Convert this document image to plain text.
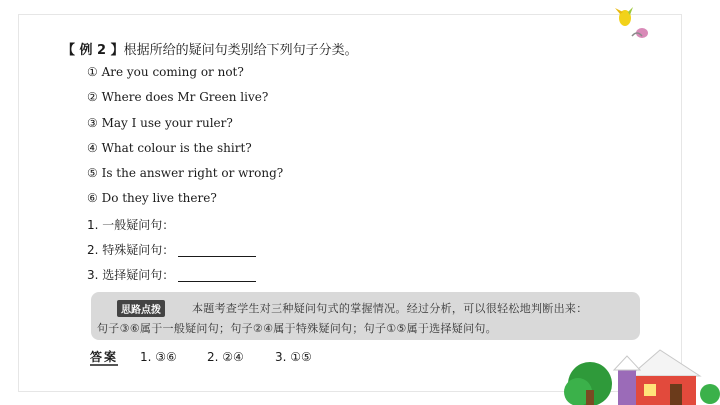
【 例 2 】根据所给的疑问句类别给下列句子分类。
① Are you coming or not?
② Where does Mr Green live?
③ May I use your ruler?
④ What colour is the shirt?
⑤ Is the answer right or wrong?
⑥ Do they live there?
1. 一般疑问句：
2. 特殊疑问句：
3. 选择疑问句：
思路点拨	本题考查学生对三种疑问句式的掌握情况。经过分析，可以很轻松地判断出来：
句子③⑥属于一般疑问句；句子②④属于特殊疑问句；句子①⑤属于选择疑问句。
答案 1. ③⑥	2. ②④	3. ①⑤
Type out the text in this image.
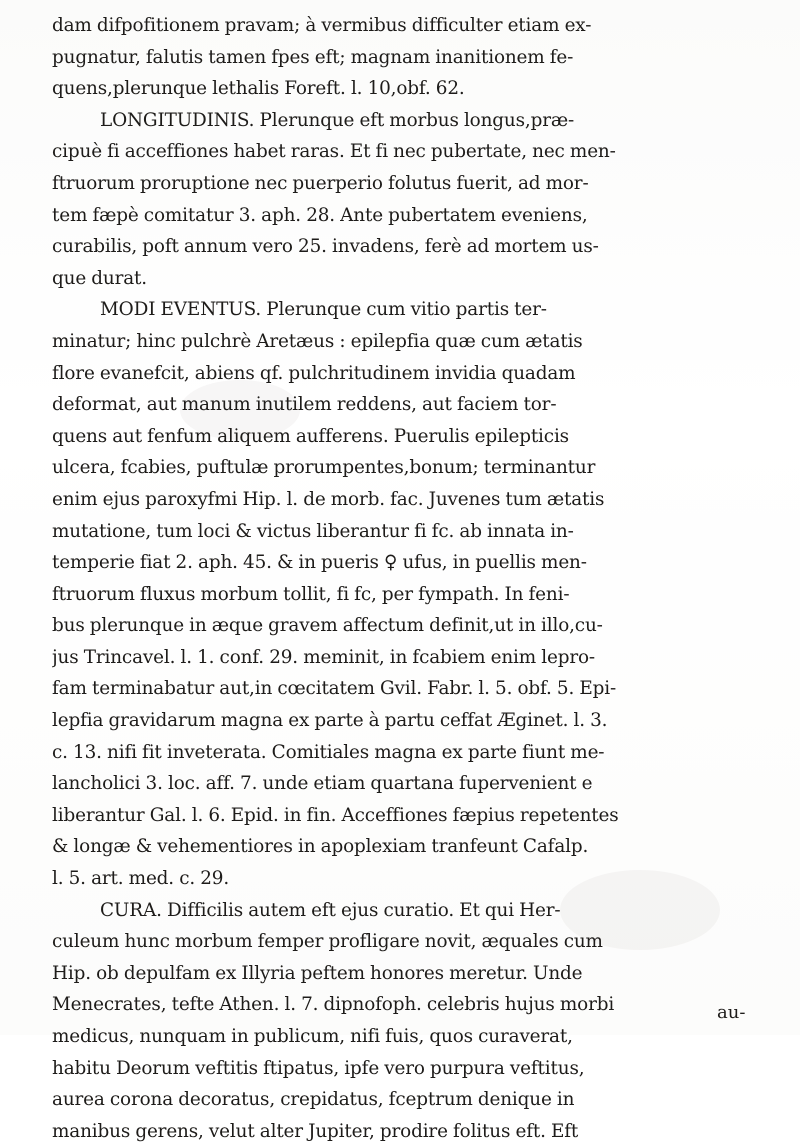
dam difpofitionem pravam; à vermibus difficulter etiam ex-
pugnatur, falutis tamen fpes eft; magnam inanitionem fe-
quens,plerunque lethalis Foreft. l. 10,obf. 62.
LONGITUDINIS. Plerunque eft morbus longus,præ-
cipuè fi acceffiones habet raras. Et fi nec pubertate, nec men-
ftruorum proruptione nec puerperio folutus fuerit, ad mor-
tem fæpè comitatur 3. aph. 28. Ante pubertatem eveniens,
curabilis, poft annum vero 25. invadens, ferè ad mortem us-
que durat.
MODI EVENTUS. Plerunque cum vitio partis ter-
minatur; hinc pulchrè Aretæus : epilepfia quæ cum ætatis
flore evanefcit, abiens qf. pulchritudinem invidia quadam
deformat, aut manum inutilem reddens, aut faciem tor-
quens aut fenfum aliquem aufferens. Puerulis epilepticis
ulcera, fcabies, puftulæ prorumpentes,bonum; terminantur
enim ejus paroxyfmi Hip. l. de morb. fac. Juvenes tum ætatis
mutatione, tum loci & victus liberantur fi fc. ab innata in-
temperie fiat 2. aph. 45. & in pueris ♀ ufus, in puellis men-
ftruorum fluxus morbum tollit, fi fc, per fympath. In feni-
bus plerunque in æque gravem affectum definit,ut in illo,cu-
jus Trincavel. l. 1. conf. 29. meminit, in fcabiem enim lepro-
fam terminabatur aut,in cœcitatem Gvil. Fabr. l. 5. obf. 5. Epi-
lepfia gravidarum magna ex parte à partu ceffat Æginet. l. 3.
c. 13. nifi fit inveterata. Comitiales magna ex parte fiunt me-
lancholici 3. loc. aff. 7. unde etiam quartana fupervenient e
liberantur Gal. l. 6. Epid. in fin. Acceffiones fæpius repetentes
& longæ & vehementiores in apoplexiam tranfeunt Cafalp.
l. 5. art. med. c. 29.
CURA. Difficilis autem eft ejus curatio. Et qui Her-
culeum hunc morbum femper profligare novit, æquales cum
Hip. ob depulfam ex Illyria peftem honores meretur. Unde
Menecrates, tefte Athen. l. 7. dipnofoph. celebris hujus morbi
medicus, nunquam in publicum, nifi fuis, quos curaverat,
habitu Deorum veftitis ftipatus, ipfe vero purpura veftitus,
aurea corona decoratus, crepidatus, fceptrum denique in
manibus gerens, velut alter Jupiter, prodire folitus eft. Eft
au-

What is needed:
Answer with one number: how many lines in the listing hold "enim".

Answer to this problem:
2